>> Begin

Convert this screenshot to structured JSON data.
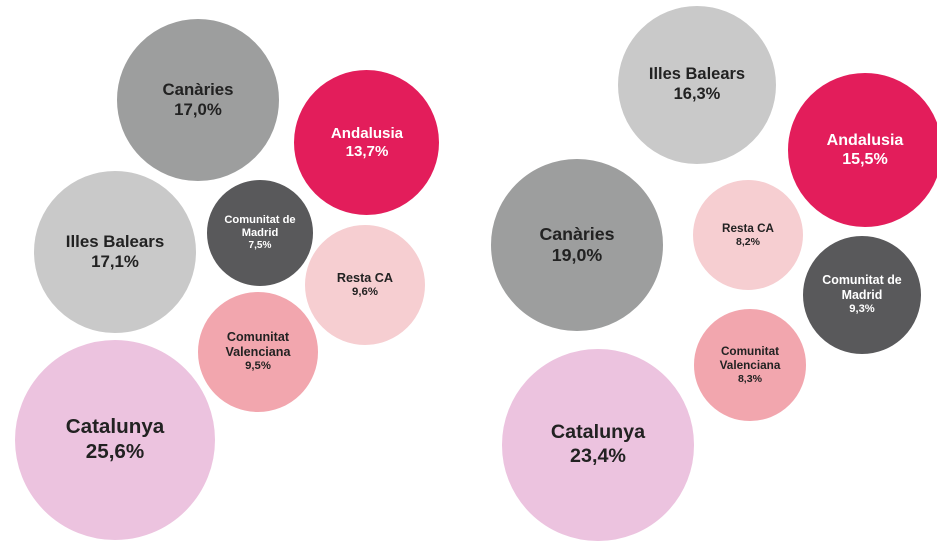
{
  "chart_data": [
    {
      "type": "bubble",
      "categories": [
        "Canàries",
        "Andalusia",
        "Illes Balears",
        "Comunitat de Madrid",
        "Resta CA",
        "Comunitat Valenciana",
        "Catalunya"
      ],
      "values": [
        17.0,
        13.7,
        17.1,
        7.5,
        9.6,
        9.5,
        25.6
      ],
      "value_labels": [
        "17,0%",
        "13,7%",
        "17,1%",
        "7,5%",
        "9,6%",
        "9,5%",
        "25,6%"
      ],
      "colors": [
        "#9d9e9e",
        "#e31d5b",
        "#c9c9c9",
        "#59595b",
        "#f6ced1",
        "#f2a6ae",
        "#ecc3df"
      ]
    },
    {
      "type": "bubble",
      "categories": [
        "Illes Balears",
        "Andalusia",
        "Canàries",
        "Resta CA",
        "Comunitat de Madrid",
        "Comunitat Valenciana",
        "Catalunya"
      ],
      "values": [
        16.3,
        15.5,
        19.0,
        8.2,
        9.3,
        8.3,
        23.4
      ],
      "value_labels": [
        "16,3%",
        "15,5%",
        "19,0%",
        "8,2%",
        "9,3%",
        "8,3%",
        "23,4%"
      ],
      "colors": [
        "#c9c9c9",
        "#e31d5b",
        "#9d9e9e",
        "#f6ced1",
        "#59595b",
        "#f2a6ae",
        "#ecc3df"
      ]
    }
  ]
}
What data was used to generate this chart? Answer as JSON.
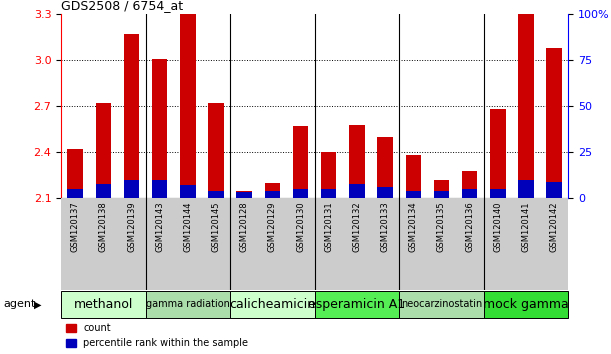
{
  "title": "GDS2508 / 6754_at",
  "samples": [
    "GSM120137",
    "GSM120138",
    "GSM120139",
    "GSM120143",
    "GSM120144",
    "GSM120145",
    "GSM120128",
    "GSM120129",
    "GSM120130",
    "GSM120131",
    "GSM120132",
    "GSM120133",
    "GSM120134",
    "GSM120135",
    "GSM120136",
    "GSM120140",
    "GSM120141",
    "GSM120142"
  ],
  "count_values": [
    2.42,
    2.72,
    3.17,
    3.01,
    3.3,
    2.72,
    2.14,
    2.2,
    2.57,
    2.4,
    2.58,
    2.5,
    2.38,
    2.22,
    2.28,
    2.68,
    3.3,
    3.08
  ],
  "percentile_values": [
    5,
    8,
    10,
    10,
    7,
    4,
    4,
    4,
    5,
    5,
    8,
    6,
    4,
    4,
    5,
    5,
    10,
    9
  ],
  "ylim_left": [
    2.1,
    3.3
  ],
  "ylim_right": [
    0,
    100
  ],
  "yticks_left": [
    2.1,
    2.4,
    2.7,
    3.0,
    3.3
  ],
  "yticks_right": [
    0,
    25,
    50,
    75,
    100
  ],
  "ytick_labels_right": [
    "0",
    "25",
    "50",
    "75",
    "100%"
  ],
  "bar_color_red": "#cc0000",
  "bar_color_blue": "#0000bb",
  "agent_groups": [
    {
      "label": "methanol",
      "n": 3,
      "color": "#ccffcc",
      "fontsize": 9
    },
    {
      "label": "gamma radiation",
      "n": 3,
      "color": "#aaddaa",
      "fontsize": 7
    },
    {
      "label": "calicheamicin",
      "n": 3,
      "color": "#ccffcc",
      "fontsize": 9
    },
    {
      "label": "esperamicin A1",
      "n": 3,
      "color": "#55ee55",
      "fontsize": 9
    },
    {
      "label": "neocarzinostatin",
      "n": 3,
      "color": "#aaddaa",
      "fontsize": 7
    },
    {
      "label": "mock gamma",
      "n": 3,
      "color": "#33dd33",
      "fontsize": 9
    }
  ],
  "bar_width": 0.55,
  "plot_bg": "#ffffff",
  "tick_area_bg": "#cccccc"
}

>> End

**WHAT YOU ARE ASKED TO DO:**
Repeat each record exactly as shown above, dropping all images.

**ANSWER TO THE TASK:**
Convert this screenshot to structured JSON data.
{
  "chart_data": [
    {
      "type": "bubble",
      "categories": [
        "Canàries",
        "Andalusia",
        "Illes Balears",
        "Comunitat de Madrid",
        "Resta CA",
        "Comunitat Valenciana",
        "Catalunya"
      ],
      "values": [
        17.0,
        13.7,
        17.1,
        7.5,
        9.6,
        9.5,
        25.6
      ],
      "value_labels": [
        "17,0%",
        "13,7%",
        "17,1%",
        "7,5%",
        "9,6%",
        "9,5%",
        "25,6%"
      ],
      "colors": [
        "#9d9e9e",
        "#e31d5b",
        "#c9c9c9",
        "#59595b",
        "#f6ced1",
        "#f2a6ae",
        "#ecc3df"
      ]
    },
    {
      "type": "bubble",
      "categories": [
        "Illes Balears",
        "Andalusia",
        "Canàries",
        "Resta CA",
        "Comunitat de Madrid",
        "Comunitat Valenciana",
        "Catalunya"
      ],
      "values": [
        16.3,
        15.5,
        19.0,
        8.2,
        9.3,
        8.3,
        23.4
      ],
      "value_labels": [
        "16,3%",
        "15,5%",
        "19,0%",
        "8,2%",
        "9,3%",
        "8,3%",
        "23,4%"
      ],
      "colors": [
        "#c9c9c9",
        "#e31d5b",
        "#9d9e9e",
        "#f6ced1",
        "#59595b",
        "#f2a6ae",
        "#ecc3df"
      ]
    }
  ]
}
What data was used to generate this chart? Answer as JSON.
{
  "title": "GDS2508 / 6754_at",
  "samples": [
    "GSM120137",
    "GSM120138",
    "GSM120139",
    "GSM120143",
    "GSM120144",
    "GSM120145",
    "GSM120128",
    "GSM120129",
    "GSM120130",
    "GSM120131",
    "GSM120132",
    "GSM120133",
    "GSM120134",
    "GSM120135",
    "GSM120136",
    "GSM120140",
    "GSM120141",
    "GSM120142"
  ],
  "count_values": [
    2.42,
    2.72,
    3.17,
    3.01,
    3.3,
    2.72,
    2.14,
    2.2,
    2.57,
    2.4,
    2.58,
    2.5,
    2.38,
    2.22,
    2.28,
    2.68,
    3.3,
    3.08
  ],
  "percentile_values": [
    5,
    8,
    10,
    10,
    7,
    4,
    4,
    4,
    5,
    5,
    8,
    6,
    4,
    4,
    5,
    5,
    10,
    9
  ],
  "ylim_left": [
    2.1,
    3.3
  ],
  "ylim_right": [
    0,
    100
  ],
  "yticks_left": [
    2.1,
    2.4,
    2.7,
    3.0,
    3.3
  ],
  "yticks_right": [
    0,
    25,
    50,
    75,
    100
  ],
  "ytick_labels_right": [
    "0",
    "25",
    "50",
    "75",
    "100%"
  ],
  "bar_color_red": "#cc0000",
  "bar_color_blue": "#0000bb",
  "agent_groups": [
    {
      "label": "methanol",
      "n": 3,
      "color": "#ccffcc",
      "fontsize": 9
    },
    {
      "label": "gamma radiation",
      "n": 3,
      "color": "#aaddaa",
      "fontsize": 7
    },
    {
      "label": "calicheamicin",
      "n": 3,
      "color": "#ccffcc",
      "fontsize": 9
    },
    {
      "label": "esperamicin A1",
      "n": 3,
      "color": "#55ee55",
      "fontsize": 9
    },
    {
      "label": "neocarzinostatin",
      "n": 3,
      "color": "#aaddaa",
      "fontsize": 7
    },
    {
      "label": "mock gamma",
      "n": 3,
      "color": "#33dd33",
      "fontsize": 9
    }
  ],
  "bar_width": 0.55,
  "plot_bg": "#ffffff",
  "tick_area_bg": "#cccccc"
}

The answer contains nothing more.